Data provided section start
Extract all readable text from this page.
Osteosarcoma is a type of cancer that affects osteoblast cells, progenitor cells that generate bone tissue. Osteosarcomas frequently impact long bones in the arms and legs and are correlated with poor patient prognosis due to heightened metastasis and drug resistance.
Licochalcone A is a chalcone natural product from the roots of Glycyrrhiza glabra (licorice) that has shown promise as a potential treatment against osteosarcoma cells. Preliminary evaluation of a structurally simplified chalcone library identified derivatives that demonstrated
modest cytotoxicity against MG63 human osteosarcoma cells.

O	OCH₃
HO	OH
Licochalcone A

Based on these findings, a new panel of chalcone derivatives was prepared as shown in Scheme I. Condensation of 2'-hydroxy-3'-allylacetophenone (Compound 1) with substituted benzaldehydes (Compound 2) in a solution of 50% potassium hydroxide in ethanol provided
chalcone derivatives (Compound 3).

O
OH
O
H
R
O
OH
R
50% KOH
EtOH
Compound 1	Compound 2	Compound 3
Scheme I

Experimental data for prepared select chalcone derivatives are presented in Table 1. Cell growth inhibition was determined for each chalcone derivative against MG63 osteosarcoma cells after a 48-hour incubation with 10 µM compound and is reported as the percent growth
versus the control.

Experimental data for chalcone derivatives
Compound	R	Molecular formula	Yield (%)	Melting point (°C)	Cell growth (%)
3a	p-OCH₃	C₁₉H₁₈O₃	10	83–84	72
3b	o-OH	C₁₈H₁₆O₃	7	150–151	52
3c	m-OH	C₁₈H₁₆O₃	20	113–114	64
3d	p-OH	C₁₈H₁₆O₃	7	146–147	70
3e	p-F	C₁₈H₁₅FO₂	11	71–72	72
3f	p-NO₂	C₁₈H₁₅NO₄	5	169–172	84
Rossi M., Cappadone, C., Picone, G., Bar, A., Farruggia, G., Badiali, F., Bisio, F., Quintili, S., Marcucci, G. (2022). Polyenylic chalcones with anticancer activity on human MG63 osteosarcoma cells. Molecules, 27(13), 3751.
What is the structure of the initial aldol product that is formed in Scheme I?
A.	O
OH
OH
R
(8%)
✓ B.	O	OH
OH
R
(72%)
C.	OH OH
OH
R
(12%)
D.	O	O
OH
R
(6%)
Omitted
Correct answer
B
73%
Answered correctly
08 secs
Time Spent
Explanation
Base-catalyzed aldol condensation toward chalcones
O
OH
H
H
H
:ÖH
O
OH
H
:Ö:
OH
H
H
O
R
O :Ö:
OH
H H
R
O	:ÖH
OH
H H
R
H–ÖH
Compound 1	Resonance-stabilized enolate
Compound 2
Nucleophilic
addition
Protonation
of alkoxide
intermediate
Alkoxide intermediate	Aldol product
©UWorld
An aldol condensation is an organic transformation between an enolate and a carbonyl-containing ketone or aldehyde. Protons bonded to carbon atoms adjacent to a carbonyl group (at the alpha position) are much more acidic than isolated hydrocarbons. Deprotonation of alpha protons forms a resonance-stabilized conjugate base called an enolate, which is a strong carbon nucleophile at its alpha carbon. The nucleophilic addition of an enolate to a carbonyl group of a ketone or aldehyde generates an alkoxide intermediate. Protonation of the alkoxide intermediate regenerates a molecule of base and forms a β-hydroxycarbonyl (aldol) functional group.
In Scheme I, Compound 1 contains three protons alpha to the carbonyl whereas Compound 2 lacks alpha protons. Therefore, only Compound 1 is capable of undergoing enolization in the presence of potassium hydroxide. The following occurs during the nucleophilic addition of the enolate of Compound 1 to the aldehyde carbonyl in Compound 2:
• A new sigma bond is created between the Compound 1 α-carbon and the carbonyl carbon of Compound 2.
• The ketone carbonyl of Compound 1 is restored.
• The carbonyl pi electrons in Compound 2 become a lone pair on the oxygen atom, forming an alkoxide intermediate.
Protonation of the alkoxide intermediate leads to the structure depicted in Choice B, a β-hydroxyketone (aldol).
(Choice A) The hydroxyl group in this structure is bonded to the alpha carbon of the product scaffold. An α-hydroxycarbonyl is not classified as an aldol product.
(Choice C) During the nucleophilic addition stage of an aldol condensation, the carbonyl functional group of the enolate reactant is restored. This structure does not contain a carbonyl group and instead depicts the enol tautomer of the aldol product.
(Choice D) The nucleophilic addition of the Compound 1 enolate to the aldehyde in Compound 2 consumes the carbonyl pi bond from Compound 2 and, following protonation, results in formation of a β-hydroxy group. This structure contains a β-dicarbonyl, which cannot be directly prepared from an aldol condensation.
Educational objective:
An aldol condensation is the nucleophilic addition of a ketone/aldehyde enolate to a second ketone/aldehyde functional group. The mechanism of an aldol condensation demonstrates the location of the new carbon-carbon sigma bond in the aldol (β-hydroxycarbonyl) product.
Data provided section end
| Exercise prompt |
Each line of the records that contains the string "shown" must be copied.

| Task solution |
Licochalcone A is a chalcone natural product from the roots of Glycyrrhiza glabra (licorice) that has shown promise as a potential treatment against osteosarcoma cells. Preliminary evaluation of a structurally simplified chalcone library identified derivatives that demonstrated
Based on these findings, a new panel of chalcone derivatives was prepared as shown in Scheme I. Condensation of 2'-hydroxy-3'-allylacetophenone (Compound 1) with substituted benzaldehydes (Compound 2) in a solution of 50% potassium hydroxide in ethanol provided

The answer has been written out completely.